/---
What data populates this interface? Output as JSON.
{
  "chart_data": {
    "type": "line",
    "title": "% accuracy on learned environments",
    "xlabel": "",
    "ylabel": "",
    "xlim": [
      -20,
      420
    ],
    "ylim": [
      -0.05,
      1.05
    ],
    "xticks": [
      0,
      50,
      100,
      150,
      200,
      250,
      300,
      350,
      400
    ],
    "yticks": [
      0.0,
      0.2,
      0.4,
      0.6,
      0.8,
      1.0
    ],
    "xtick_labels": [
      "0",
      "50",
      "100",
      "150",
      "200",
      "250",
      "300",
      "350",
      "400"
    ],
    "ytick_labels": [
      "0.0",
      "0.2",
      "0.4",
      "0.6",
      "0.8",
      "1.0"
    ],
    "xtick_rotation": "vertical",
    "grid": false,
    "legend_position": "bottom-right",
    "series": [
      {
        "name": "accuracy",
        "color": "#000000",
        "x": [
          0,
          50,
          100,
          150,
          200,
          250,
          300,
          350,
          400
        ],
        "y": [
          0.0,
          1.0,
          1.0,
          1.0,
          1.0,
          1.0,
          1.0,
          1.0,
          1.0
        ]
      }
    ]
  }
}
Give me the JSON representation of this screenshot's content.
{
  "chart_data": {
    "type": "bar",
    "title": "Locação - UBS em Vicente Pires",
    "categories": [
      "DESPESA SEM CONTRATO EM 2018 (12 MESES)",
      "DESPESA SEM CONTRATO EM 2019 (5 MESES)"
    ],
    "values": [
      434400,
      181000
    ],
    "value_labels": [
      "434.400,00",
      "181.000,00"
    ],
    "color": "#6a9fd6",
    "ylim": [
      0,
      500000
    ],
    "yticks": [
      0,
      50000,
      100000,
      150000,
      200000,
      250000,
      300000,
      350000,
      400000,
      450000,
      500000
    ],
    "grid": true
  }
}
\---
Copy all lines above containing the string "MESES".

Completed exercise →
      "DESPESA SEM CONTRATO EM 2018 (12 MESES)",
      "DESPESA SEM CONTRATO EM 2019 (5 MESES)"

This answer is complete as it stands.